--- Start of Entries provided ---

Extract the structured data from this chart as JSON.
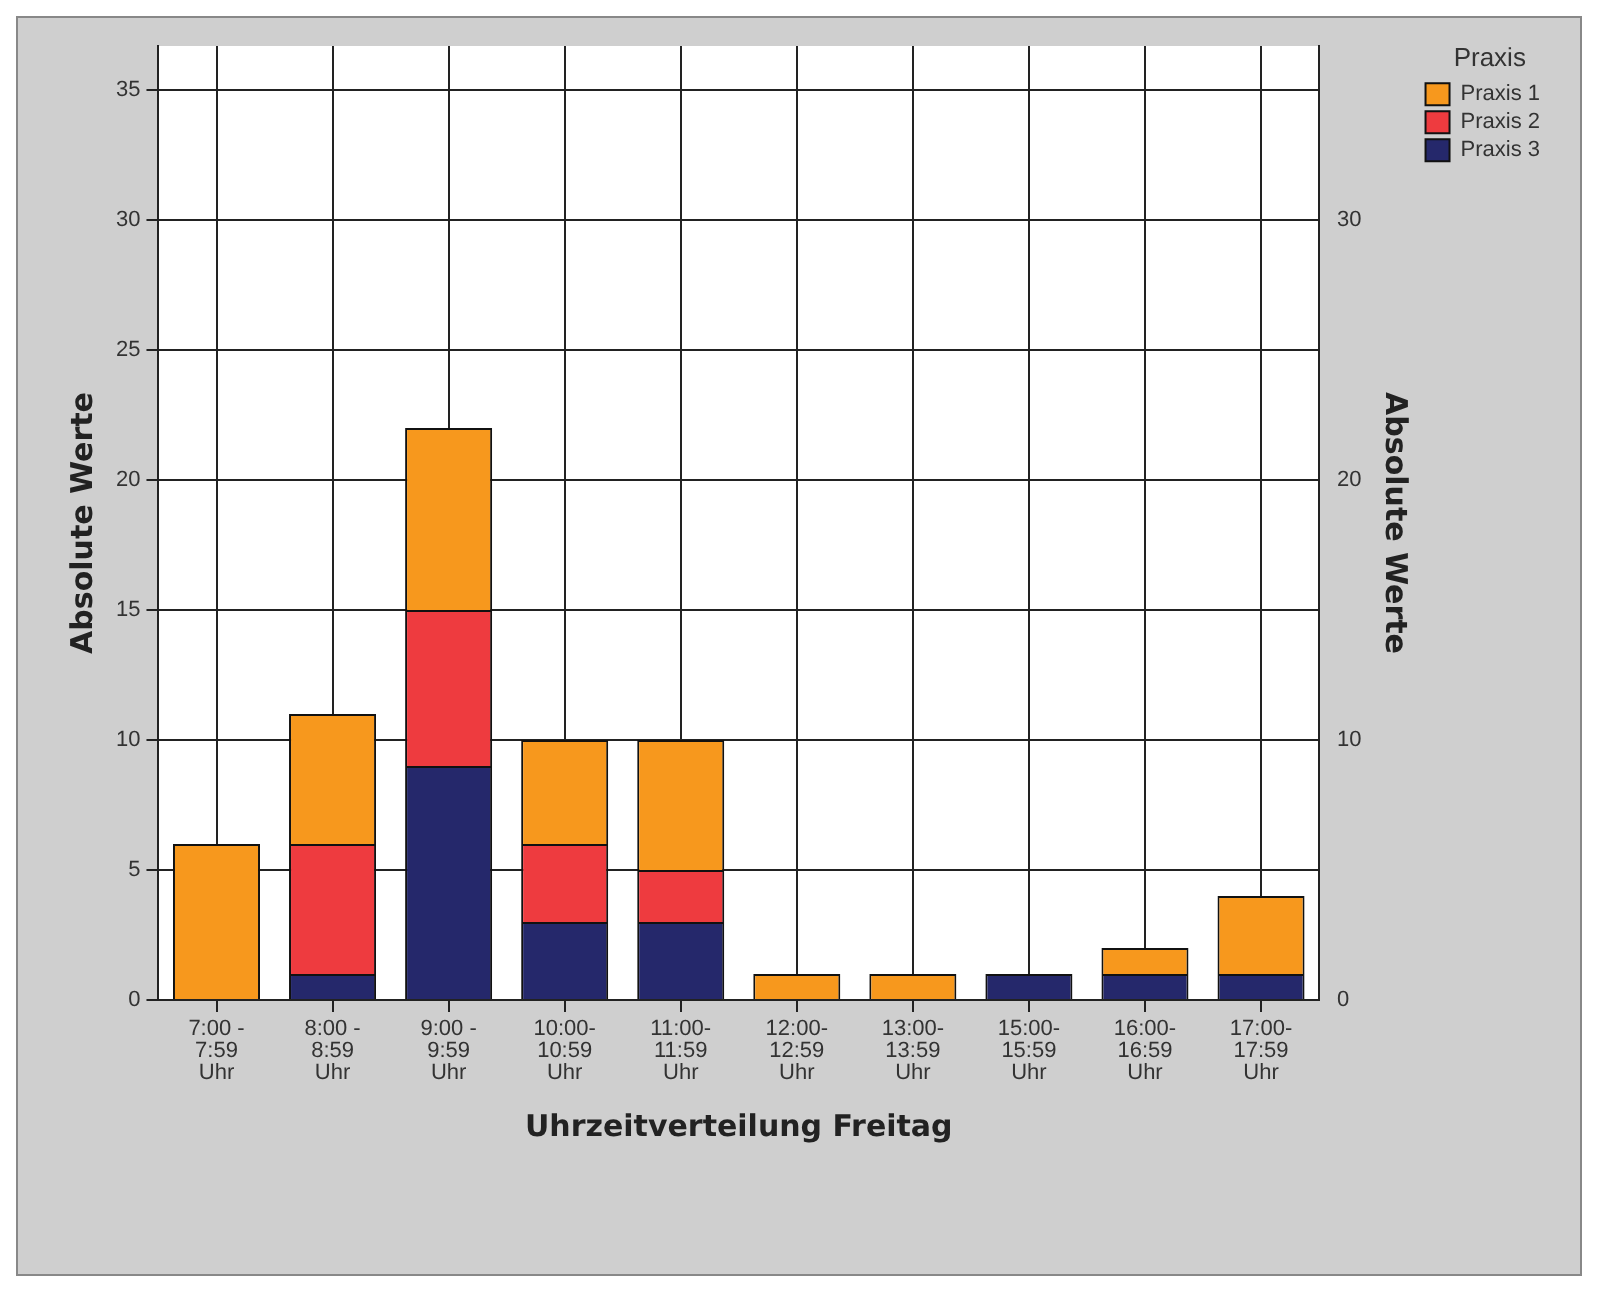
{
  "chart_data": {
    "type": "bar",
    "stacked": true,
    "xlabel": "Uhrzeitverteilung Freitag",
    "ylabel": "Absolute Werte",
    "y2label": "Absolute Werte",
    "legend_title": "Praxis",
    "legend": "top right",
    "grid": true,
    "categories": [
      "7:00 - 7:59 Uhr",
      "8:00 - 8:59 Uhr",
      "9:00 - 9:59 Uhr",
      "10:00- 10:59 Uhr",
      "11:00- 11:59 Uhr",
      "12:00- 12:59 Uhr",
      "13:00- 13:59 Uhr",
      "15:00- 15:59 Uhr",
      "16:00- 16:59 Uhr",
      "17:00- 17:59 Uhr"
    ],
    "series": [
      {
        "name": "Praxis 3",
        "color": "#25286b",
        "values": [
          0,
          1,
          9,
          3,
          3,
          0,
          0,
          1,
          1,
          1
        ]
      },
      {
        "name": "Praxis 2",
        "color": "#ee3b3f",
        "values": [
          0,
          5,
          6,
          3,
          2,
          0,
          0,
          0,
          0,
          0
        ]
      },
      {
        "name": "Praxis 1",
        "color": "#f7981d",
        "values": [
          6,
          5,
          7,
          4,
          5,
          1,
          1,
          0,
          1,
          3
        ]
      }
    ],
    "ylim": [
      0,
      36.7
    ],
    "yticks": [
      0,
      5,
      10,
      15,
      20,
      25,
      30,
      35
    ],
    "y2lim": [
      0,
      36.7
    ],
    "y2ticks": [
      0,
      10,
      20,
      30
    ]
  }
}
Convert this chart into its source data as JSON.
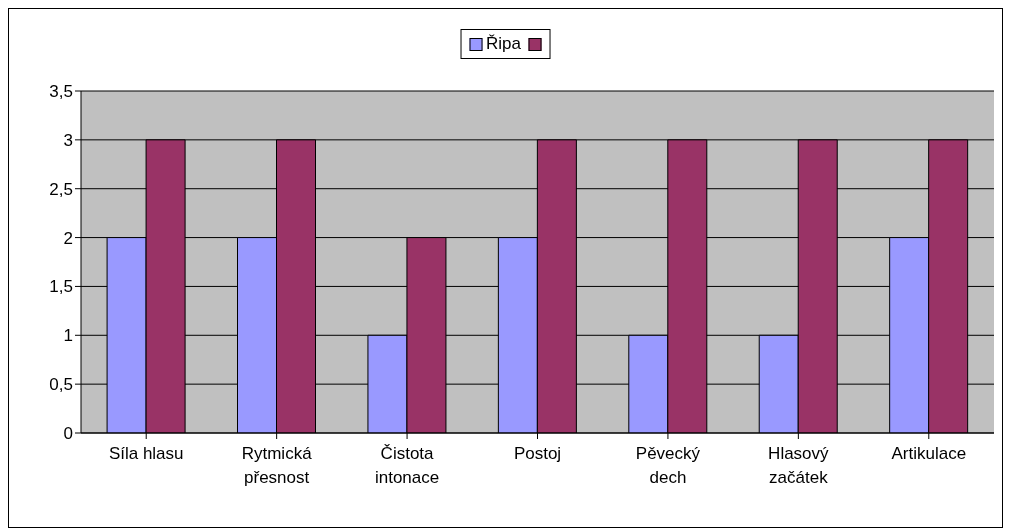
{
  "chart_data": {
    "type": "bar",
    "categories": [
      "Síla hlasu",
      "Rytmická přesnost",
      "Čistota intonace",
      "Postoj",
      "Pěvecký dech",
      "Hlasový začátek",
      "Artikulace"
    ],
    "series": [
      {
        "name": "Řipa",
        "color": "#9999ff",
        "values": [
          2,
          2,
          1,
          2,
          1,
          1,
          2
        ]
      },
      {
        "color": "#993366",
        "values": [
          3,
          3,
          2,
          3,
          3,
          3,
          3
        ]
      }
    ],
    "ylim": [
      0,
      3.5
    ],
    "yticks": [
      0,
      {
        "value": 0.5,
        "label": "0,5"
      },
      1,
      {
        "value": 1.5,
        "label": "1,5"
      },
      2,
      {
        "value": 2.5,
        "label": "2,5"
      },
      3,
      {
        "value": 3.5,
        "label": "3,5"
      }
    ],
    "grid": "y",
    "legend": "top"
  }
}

--- End of Entries provided ---

Leaving out the pictures, repeat the data above exactly.

> [Finished exercise]:
Extract the structured data from this chart as JSON.
{
  "chart_data": {
    "type": "bar",
    "stacked": true,
    "xlabel": "Uhrzeitverteilung Freitag",
    "ylabel": "Absolute Werte",
    "y2label": "Absolute Werte",
    "legend_title": "Praxis",
    "legend": "top right",
    "grid": true,
    "categories": [
      "7:00 - 7:59 Uhr",
      "8:00 - 8:59 Uhr",
      "9:00 - 9:59 Uhr",
      "10:00- 10:59 Uhr",
      "11:00- 11:59 Uhr",
      "12:00- 12:59 Uhr",
      "13:00- 13:59 Uhr",
      "15:00- 15:59 Uhr",
      "16:00- 16:59 Uhr",
      "17:00- 17:59 Uhr"
    ],
    "series": [
      {
        "name": "Praxis 3",
        "color": "#25286b",
        "values": [
          0,
          1,
          9,
          3,
          3,
          0,
          0,
          1,
          1,
          1
        ]
      },
      {
        "name": "Praxis 2",
        "color": "#ee3b3f",
        "values": [
          0,
          5,
          6,
          3,
          2,
          0,
          0,
          0,
          0,
          0
        ]
      },
      {
        "name": "Praxis 1",
        "color": "#f7981d",
        "values": [
          6,
          5,
          7,
          4,
          5,
          1,
          1,
          0,
          1,
          3
        ]
      }
    ],
    "ylim": [
      0,
      36.7
    ],
    "yticks": [
      0,
      5,
      10,
      15,
      20,
      25,
      30,
      35
    ],
    "y2lim": [
      0,
      36.7
    ],
    "y2ticks": [
      0,
      10,
      20,
      30
    ]
  }
}
Convert this chart into its source data as JSON.
{
  "chart_data": {
    "type": "bar",
    "categories": [
      "Síla hlasu",
      "Rytmická přesnost",
      "Čistota intonace",
      "Postoj",
      "Pěvecký dech",
      "Hlasový začátek",
      "Artikulace"
    ],
    "series": [
      {
        "name": "Řipa",
        "color": "#9999ff",
        "values": [
          2,
          2,
          1,
          2,
          1,
          1,
          2
        ]
      },
      {
        "color": "#993366",
        "values": [
          3,
          3,
          2,
          3,
          3,
          3,
          3
        ]
      }
    ],
    "ylim": [
      0,
      3.5
    ],
    "yticks": [
      0,
      {
        "value": 0.5,
        "label": "0,5"
      },
      1,
      {
        "value": 1.5,
        "label": "1,5"
      },
      2,
      {
        "value": 2.5,
        "label": "2,5"
      },
      3,
      {
        "value": 3.5,
        "label": "3,5"
      }
    ],
    "grid": "y",
    "legend": "top"
  }
}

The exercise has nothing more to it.